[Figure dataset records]
◆ ◆ ◆ ◆ ◆ ◆ ◆

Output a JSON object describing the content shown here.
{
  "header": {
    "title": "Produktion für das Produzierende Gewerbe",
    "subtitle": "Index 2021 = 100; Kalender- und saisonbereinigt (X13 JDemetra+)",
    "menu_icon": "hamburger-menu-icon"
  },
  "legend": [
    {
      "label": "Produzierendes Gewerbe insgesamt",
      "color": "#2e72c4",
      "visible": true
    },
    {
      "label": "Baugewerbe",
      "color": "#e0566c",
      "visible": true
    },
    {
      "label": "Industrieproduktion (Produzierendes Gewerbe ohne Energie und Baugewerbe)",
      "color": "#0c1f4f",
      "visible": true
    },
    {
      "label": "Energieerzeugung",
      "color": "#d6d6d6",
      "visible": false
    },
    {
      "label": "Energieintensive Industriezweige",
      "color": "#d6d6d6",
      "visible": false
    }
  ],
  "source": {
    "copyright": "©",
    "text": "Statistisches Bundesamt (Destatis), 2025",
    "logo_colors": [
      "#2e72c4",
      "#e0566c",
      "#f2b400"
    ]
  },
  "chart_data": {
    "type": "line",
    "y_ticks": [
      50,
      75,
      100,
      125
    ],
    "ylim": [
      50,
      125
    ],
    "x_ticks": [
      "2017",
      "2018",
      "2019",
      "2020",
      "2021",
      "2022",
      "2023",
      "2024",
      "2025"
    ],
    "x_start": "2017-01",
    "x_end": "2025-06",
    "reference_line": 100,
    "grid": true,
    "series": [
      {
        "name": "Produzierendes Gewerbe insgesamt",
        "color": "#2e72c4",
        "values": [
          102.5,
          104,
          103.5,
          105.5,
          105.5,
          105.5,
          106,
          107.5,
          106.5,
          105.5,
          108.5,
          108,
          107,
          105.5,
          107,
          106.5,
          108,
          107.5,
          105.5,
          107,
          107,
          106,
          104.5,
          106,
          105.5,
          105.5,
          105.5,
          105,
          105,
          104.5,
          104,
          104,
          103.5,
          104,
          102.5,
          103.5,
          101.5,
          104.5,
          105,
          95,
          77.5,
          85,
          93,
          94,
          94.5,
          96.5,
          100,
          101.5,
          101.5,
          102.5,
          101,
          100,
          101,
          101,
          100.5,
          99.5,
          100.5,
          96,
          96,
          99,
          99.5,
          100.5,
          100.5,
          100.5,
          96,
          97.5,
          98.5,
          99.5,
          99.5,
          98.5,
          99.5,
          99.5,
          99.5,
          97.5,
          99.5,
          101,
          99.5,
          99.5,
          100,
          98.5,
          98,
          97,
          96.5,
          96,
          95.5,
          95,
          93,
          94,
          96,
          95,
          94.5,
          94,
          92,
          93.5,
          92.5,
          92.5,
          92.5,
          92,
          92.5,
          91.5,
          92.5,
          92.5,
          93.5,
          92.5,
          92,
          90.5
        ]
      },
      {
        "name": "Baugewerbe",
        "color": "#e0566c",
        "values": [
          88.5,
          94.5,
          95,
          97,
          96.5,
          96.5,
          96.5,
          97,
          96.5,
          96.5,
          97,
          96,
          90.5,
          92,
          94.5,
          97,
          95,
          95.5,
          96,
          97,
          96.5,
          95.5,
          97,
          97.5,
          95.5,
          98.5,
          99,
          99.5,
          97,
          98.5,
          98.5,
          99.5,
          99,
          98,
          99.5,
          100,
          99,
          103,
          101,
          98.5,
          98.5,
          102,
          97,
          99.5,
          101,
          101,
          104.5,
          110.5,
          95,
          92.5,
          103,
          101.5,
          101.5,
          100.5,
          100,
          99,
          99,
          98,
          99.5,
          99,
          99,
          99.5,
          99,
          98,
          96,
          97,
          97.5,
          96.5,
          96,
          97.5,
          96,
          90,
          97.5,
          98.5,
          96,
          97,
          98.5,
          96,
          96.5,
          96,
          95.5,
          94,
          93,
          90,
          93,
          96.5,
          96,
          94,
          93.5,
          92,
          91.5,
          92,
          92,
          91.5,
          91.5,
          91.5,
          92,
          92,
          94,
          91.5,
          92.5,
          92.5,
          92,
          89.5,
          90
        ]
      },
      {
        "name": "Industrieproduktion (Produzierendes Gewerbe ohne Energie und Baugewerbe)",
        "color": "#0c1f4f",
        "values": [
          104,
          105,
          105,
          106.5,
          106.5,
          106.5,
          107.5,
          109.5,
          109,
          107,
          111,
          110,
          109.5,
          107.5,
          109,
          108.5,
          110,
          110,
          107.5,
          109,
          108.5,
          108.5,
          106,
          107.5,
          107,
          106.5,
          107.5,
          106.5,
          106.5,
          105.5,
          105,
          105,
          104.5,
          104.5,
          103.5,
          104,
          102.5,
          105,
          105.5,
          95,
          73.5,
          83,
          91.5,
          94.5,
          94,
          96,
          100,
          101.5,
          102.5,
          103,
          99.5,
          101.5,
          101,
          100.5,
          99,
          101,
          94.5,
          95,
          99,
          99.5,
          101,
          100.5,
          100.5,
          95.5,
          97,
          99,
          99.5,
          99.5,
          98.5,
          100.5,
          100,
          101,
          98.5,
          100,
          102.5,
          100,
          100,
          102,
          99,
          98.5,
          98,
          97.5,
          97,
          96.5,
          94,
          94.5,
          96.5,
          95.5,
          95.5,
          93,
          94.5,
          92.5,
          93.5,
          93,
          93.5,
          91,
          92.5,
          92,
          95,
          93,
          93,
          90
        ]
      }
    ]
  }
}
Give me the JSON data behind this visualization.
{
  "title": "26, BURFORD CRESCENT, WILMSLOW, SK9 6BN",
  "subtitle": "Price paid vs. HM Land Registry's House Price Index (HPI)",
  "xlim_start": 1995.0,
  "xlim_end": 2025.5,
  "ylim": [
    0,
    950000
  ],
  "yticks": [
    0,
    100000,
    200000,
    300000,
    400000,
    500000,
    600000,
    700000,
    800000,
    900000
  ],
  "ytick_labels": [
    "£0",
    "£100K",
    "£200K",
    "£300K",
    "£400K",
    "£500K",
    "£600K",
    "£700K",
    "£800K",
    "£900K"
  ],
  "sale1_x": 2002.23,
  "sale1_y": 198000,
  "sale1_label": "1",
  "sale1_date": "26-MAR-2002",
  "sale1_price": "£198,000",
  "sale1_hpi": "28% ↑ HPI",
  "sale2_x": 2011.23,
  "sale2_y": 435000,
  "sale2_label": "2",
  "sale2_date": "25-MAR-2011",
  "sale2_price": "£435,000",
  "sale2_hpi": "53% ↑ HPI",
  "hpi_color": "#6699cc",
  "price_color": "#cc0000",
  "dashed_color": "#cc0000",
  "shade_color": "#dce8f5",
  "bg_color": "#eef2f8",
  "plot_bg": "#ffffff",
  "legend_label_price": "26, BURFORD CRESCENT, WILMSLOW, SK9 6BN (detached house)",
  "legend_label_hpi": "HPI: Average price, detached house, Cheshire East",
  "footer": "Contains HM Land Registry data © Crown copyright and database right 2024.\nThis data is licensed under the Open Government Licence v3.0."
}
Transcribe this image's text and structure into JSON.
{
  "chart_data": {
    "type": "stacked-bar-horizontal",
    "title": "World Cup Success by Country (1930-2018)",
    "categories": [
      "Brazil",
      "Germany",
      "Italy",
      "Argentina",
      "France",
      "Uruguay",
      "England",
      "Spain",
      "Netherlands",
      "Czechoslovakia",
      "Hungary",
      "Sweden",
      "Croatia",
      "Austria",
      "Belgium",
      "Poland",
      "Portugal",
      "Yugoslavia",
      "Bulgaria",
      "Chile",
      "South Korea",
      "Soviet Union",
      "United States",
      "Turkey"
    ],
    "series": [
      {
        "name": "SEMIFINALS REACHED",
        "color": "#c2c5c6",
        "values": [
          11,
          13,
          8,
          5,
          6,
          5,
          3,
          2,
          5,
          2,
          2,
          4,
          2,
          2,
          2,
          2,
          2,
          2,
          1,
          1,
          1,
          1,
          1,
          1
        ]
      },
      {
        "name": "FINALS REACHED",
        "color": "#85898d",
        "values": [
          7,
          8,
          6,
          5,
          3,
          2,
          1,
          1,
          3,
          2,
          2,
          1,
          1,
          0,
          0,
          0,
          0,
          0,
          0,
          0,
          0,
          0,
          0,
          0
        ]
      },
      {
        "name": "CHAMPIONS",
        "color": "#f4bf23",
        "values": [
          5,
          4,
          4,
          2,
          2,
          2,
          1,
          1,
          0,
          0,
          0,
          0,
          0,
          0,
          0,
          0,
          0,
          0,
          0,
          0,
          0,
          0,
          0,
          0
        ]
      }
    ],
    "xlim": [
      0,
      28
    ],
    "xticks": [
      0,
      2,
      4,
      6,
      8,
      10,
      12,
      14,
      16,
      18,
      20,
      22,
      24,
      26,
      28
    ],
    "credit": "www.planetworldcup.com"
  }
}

◆ ◆ ◆ ◆ ◆ ◆ ◆

# Task directions
State the count of lines that contain the string "ohne". Nothing else is needed.

# Response to this exercise
2